◆ **EXERCISE TASK**
Return all the data below as it stands, minus the pictures.

Rows from a figure dataset
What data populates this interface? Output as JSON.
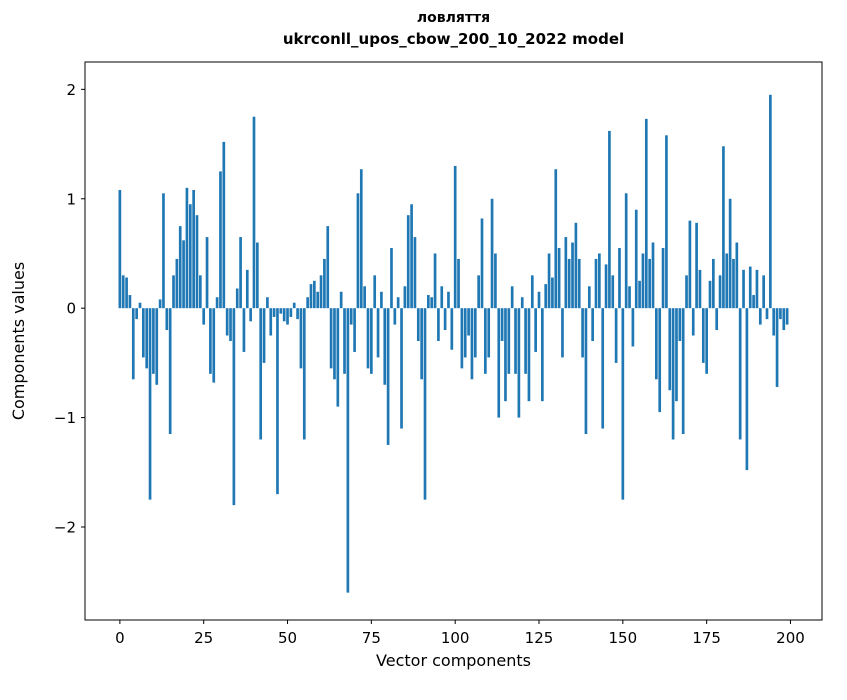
{
  "chart": {
    "title_line1": "ловляття",
    "title_line2": "ukrconll_upos_cbow_200_10_2022 model",
    "xlabel": "Vector components",
    "ylabel": "Components values"
  },
  "chart_data": {
    "type": "bar",
    "title": "ловляття\nukrconll_upos_cbow_200_10_2022 model",
    "xlabel": "Vector components",
    "ylabel": "Components values",
    "bar_color": "#1f77b4",
    "axis_color": "#000000",
    "grid": false,
    "legend": null,
    "xlim": [
      -10.4,
      209.4
    ],
    "ylim": [
      -2.85,
      2.25
    ],
    "xticks": [
      0,
      25,
      50,
      75,
      100,
      125,
      150,
      175,
      200
    ],
    "yticks": [
      -2,
      -1,
      0,
      1,
      2
    ],
    "bar_width": 0.8,
    "values": [
      1.08,
      0.3,
      0.28,
      0.12,
      -0.65,
      -0.1,
      0.05,
      -0.45,
      -0.55,
      -1.75,
      -0.6,
      -0.7,
      0.08,
      1.05,
      -0.2,
      -1.15,
      0.3,
      0.45,
      0.75,
      0.62,
      1.1,
      0.95,
      1.08,
      0.85,
      0.3,
      -0.15,
      0.65,
      -0.6,
      -0.68,
      0.1,
      1.25,
      1.52,
      -0.25,
      -0.3,
      -1.8,
      0.18,
      0.65,
      -0.4,
      0.35,
      -0.12,
      1.75,
      0.6,
      -1.2,
      -0.5,
      0.1,
      -0.25,
      -0.08,
      -1.7,
      -0.05,
      -0.12,
      -0.15,
      -0.08,
      0.05,
      -0.1,
      -0.55,
      -1.2,
      0.1,
      0.22,
      0.25,
      0.15,
      0.3,
      0.45,
      0.75,
      -0.55,
      -0.65,
      -0.9,
      0.15,
      -0.6,
      -2.6,
      -0.15,
      -0.4,
      1.05,
      1.27,
      0.2,
      -0.55,
      -0.6,
      0.3,
      -0.45,
      0.15,
      -0.7,
      -1.25,
      0.55,
      -0.15,
      0.1,
      -1.1,
      0.2,
      0.85,
      0.95,
      0.65,
      -0.3,
      -0.65,
      -1.75,
      0.12,
      0.1,
      0.5,
      -0.3,
      0.2,
      -0.2,
      0.15,
      -0.38,
      1.3,
      0.45,
      -0.55,
      -0.45,
      -0.25,
      -0.65,
      -0.45,
      0.3,
      0.82,
      -0.6,
      -0.45,
      1.0,
      0.5,
      -1.0,
      -0.3,
      -0.85,
      -0.6,
      0.2,
      -0.6,
      -1.0,
      0.1,
      -0.6,
      -0.85,
      0.3,
      -0.4,
      0.15,
      -0.85,
      0.22,
      0.5,
      0.28,
      1.27,
      0.55,
      -0.45,
      0.65,
      0.45,
      0.6,
      0.78,
      0.45,
      -0.45,
      -1.15,
      0.2,
      -0.3,
      0.45,
      0.5,
      -1.1,
      0.4,
      1.62,
      0.3,
      -0.5,
      0.55,
      -1.75,
      1.05,
      0.2,
      -0.35,
      0.9,
      0.25,
      0.5,
      1.73,
      0.45,
      0.6,
      -0.65,
      -0.95,
      0.55,
      1.58,
      -0.75,
      -1.2,
      -0.85,
      -0.3,
      -1.15,
      0.3,
      0.8,
      -0.25,
      0.78,
      0.35,
      -0.5,
      -0.6,
      0.25,
      0.45,
      -0.2,
      0.3,
      1.48,
      0.5,
      1.0,
      0.45,
      0.6,
      -1.2,
      0.35,
      -1.48,
      0.38,
      0.12,
      0.35,
      -0.15,
      0.3,
      -0.1,
      1.95,
      -0.25,
      -0.72,
      -0.1,
      -0.2,
      -0.15
    ]
  }
}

◆ **REPLY TO THE EXERCISE**
What data populates this interface? Output as JSON.
{
  "chart": {
    "title_line1": "ловляття",
    "title_line2": "ukrconll_upos_cbow_200_10_2022 model",
    "xlabel": "Vector components",
    "ylabel": "Components values"
  },
  "chart_data": {
    "type": "bar",
    "title": "ловляття\nukrconll_upos_cbow_200_10_2022 model",
    "xlabel": "Vector components",
    "ylabel": "Components values",
    "bar_color": "#1f77b4",
    "axis_color": "#000000",
    "grid": false,
    "legend": null,
    "xlim": [
      -10.4,
      209.4
    ],
    "ylim": [
      -2.85,
      2.25
    ],
    "xticks": [
      0,
      25,
      50,
      75,
      100,
      125,
      150,
      175,
      200
    ],
    "yticks": [
      -2,
      -1,
      0,
      1,
      2
    ],
    "bar_width": 0.8,
    "values": [
      1.08,
      0.3,
      0.28,
      0.12,
      -0.65,
      -0.1,
      0.05,
      -0.45,
      -0.55,
      -1.75,
      -0.6,
      -0.7,
      0.08,
      1.05,
      -0.2,
      -1.15,
      0.3,
      0.45,
      0.75,
      0.62,
      1.1,
      0.95,
      1.08,
      0.85,
      0.3,
      -0.15,
      0.65,
      -0.6,
      -0.68,
      0.1,
      1.25,
      1.52,
      -0.25,
      -0.3,
      -1.8,
      0.18,
      0.65,
      -0.4,
      0.35,
      -0.12,
      1.75,
      0.6,
      -1.2,
      -0.5,
      0.1,
      -0.25,
      -0.08,
      -1.7,
      -0.05,
      -0.12,
      -0.15,
      -0.08,
      0.05,
      -0.1,
      -0.55,
      -1.2,
      0.1,
      0.22,
      0.25,
      0.15,
      0.3,
      0.45,
      0.75,
      -0.55,
      -0.65,
      -0.9,
      0.15,
      -0.6,
      -2.6,
      -0.15,
      -0.4,
      1.05,
      1.27,
      0.2,
      -0.55,
      -0.6,
      0.3,
      -0.45,
      0.15,
      -0.7,
      -1.25,
      0.55,
      -0.15,
      0.1,
      -1.1,
      0.2,
      0.85,
      0.95,
      0.65,
      -0.3,
      -0.65,
      -1.75,
      0.12,
      0.1,
      0.5,
      -0.3,
      0.2,
      -0.2,
      0.15,
      -0.38,
      1.3,
      0.45,
      -0.55,
      -0.45,
      -0.25,
      -0.65,
      -0.45,
      0.3,
      0.82,
      -0.6,
      -0.45,
      1.0,
      0.5,
      -1.0,
      -0.3,
      -0.85,
      -0.6,
      0.2,
      -0.6,
      -1.0,
      0.1,
      -0.6,
      -0.85,
      0.3,
      -0.4,
      0.15,
      -0.85,
      0.22,
      0.5,
      0.28,
      1.27,
      0.55,
      -0.45,
      0.65,
      0.45,
      0.6,
      0.78,
      0.45,
      -0.45,
      -1.15,
      0.2,
      -0.3,
      0.45,
      0.5,
      -1.1,
      0.4,
      1.62,
      0.3,
      -0.5,
      0.55,
      -1.75,
      1.05,
      0.2,
      -0.35,
      0.9,
      0.25,
      0.5,
      1.73,
      0.45,
      0.6,
      -0.65,
      -0.95,
      0.55,
      1.58,
      -0.75,
      -1.2,
      -0.85,
      -0.3,
      -1.15,
      0.3,
      0.8,
      -0.25,
      0.78,
      0.35,
      -0.5,
      -0.6,
      0.25,
      0.45,
      -0.2,
      0.3,
      1.48,
      0.5,
      1.0,
      0.45,
      0.6,
      -1.2,
      0.35,
      -1.48,
      0.38,
      0.12,
      0.35,
      -0.15,
      0.3,
      -0.1,
      1.95,
      -0.25,
      -0.72,
      -0.1,
      -0.2,
      -0.15
    ]
  }
}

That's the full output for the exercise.